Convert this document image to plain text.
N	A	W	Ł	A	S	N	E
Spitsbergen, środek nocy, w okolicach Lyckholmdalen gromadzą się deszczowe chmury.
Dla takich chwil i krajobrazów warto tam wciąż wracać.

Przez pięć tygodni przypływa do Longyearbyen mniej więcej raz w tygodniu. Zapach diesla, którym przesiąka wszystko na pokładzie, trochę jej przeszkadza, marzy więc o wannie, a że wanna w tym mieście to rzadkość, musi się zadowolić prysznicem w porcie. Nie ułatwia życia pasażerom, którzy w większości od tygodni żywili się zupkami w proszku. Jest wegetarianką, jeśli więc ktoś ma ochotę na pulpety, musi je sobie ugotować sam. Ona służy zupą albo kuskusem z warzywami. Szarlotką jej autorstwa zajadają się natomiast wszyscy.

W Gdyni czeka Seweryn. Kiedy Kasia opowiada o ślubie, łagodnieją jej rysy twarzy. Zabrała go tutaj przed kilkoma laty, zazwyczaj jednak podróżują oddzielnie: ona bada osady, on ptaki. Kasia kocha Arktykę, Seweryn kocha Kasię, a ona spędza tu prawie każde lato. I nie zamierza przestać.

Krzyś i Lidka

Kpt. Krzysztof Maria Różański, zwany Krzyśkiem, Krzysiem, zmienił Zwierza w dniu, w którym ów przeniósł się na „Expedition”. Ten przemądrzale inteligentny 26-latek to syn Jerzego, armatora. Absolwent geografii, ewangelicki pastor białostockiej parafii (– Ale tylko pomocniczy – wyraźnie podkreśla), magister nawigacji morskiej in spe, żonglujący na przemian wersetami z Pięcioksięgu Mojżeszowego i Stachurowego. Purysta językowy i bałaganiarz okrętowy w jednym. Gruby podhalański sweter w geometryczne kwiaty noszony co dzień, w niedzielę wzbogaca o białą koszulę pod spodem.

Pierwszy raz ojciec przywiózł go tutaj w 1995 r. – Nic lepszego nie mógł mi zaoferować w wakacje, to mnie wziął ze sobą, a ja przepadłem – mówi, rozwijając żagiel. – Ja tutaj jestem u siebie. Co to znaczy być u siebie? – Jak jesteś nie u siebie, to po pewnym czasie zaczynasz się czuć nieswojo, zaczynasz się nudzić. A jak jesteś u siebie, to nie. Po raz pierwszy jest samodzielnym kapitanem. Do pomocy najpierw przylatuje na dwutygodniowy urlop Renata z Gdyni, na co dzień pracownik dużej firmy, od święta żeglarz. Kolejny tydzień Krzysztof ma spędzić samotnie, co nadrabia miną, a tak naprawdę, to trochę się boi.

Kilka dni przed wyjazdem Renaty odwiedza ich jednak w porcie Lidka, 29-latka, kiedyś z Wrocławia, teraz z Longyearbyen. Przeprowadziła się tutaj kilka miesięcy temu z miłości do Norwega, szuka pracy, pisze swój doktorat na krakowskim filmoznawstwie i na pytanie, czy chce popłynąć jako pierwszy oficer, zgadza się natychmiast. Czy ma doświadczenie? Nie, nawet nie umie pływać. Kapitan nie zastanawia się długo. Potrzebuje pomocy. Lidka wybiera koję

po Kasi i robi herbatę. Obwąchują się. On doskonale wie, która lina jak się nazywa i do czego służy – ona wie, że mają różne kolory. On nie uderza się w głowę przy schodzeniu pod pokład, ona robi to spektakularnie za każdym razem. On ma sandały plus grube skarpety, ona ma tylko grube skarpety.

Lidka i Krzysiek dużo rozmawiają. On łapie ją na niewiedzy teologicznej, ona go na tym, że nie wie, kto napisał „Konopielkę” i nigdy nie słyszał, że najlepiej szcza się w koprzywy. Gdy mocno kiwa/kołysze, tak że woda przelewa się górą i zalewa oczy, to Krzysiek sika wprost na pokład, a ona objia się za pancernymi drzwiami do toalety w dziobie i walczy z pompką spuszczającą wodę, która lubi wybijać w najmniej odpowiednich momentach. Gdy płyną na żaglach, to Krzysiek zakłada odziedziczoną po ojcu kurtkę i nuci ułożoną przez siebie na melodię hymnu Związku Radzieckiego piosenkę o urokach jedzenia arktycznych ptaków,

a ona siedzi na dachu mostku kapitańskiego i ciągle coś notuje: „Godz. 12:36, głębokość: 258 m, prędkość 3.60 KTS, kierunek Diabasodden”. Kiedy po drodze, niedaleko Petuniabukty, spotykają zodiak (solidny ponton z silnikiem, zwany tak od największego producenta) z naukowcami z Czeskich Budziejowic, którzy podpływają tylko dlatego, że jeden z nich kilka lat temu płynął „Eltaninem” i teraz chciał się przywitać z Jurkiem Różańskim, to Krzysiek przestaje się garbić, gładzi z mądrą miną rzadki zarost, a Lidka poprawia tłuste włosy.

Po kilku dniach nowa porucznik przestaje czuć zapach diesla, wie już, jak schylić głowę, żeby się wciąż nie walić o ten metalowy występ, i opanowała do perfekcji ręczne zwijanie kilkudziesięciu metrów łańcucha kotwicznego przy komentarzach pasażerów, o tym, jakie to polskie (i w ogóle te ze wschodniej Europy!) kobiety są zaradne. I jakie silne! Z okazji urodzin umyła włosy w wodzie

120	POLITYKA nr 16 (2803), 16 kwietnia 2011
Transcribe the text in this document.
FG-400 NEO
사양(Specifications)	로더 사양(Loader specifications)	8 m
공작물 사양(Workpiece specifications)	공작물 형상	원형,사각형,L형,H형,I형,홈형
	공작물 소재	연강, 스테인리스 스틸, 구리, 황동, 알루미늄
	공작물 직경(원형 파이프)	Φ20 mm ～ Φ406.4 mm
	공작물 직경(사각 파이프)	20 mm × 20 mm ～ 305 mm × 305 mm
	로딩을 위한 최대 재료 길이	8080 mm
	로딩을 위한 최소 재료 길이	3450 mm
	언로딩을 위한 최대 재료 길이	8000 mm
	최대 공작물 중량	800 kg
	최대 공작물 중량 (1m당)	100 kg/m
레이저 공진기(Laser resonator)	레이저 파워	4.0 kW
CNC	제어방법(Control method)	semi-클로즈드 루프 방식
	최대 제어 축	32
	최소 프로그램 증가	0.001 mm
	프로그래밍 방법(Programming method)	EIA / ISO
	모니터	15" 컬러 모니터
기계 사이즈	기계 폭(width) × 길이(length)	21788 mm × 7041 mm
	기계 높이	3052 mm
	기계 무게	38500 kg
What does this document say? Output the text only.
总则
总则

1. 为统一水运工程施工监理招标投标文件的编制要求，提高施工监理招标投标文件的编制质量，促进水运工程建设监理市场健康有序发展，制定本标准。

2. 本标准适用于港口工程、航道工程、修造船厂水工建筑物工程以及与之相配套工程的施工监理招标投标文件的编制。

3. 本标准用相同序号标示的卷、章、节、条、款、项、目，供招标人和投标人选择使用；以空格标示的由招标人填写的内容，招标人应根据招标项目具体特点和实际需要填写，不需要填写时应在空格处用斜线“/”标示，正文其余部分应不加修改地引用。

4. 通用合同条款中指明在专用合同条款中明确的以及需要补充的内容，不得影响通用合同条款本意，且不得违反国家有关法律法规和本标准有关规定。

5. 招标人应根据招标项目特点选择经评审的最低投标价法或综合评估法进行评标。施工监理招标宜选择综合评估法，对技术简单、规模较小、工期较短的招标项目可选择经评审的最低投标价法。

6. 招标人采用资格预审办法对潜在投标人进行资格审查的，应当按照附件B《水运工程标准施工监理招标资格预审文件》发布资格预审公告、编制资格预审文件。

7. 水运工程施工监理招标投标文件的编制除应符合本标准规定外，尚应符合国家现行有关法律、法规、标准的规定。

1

» What the task requires:
Find the lines holding "Longyearbyen" and list every one.

» Solution for this problem:
Przez pięć tygodni przypływa do Longyearbyen mniej więcej raz w tygodniu. Zapach diesla, którym przesiąka wszystko na pokładzie, trochę jej przeszkadza, marzy więc o wannie, a że wanna w tym mieście to rzadkość, musi się zadowolić prysznicem w porcie. Nie ułatwia życia pasażerom, którzy w większości od tygodni żywili się zupkami w proszku. Jest wegetarianką, jeśli więc ktoś ma ochotę na pulpety, musi je sobie ugotować sam. Ona służy zupą albo kuskusem z warzywami. Szarlotką jej autorstwa zajadają się natomiast wszyscy.
Kilka dni przed wyjazdem Renaty odwiedza ich jednak w porcie Lidka, 29-latka, kiedyś z Wrocławia, teraz z Longyearbyen. Przeprowadziła się tutaj kilka miesięcy temu z miłości do Norwega, szuka pracy, pisze swój doktorat na krakowskim filmoznawstwie i na pytanie, czy chce popłynąć jako pierwszy oficer, zgadza się natychmiast. Czy ma doświadczenie? Nie, nawet nie umie pływać. Kapitan nie zastanawia się długo. Potrzebuje pomocy. Lidka wybiera koję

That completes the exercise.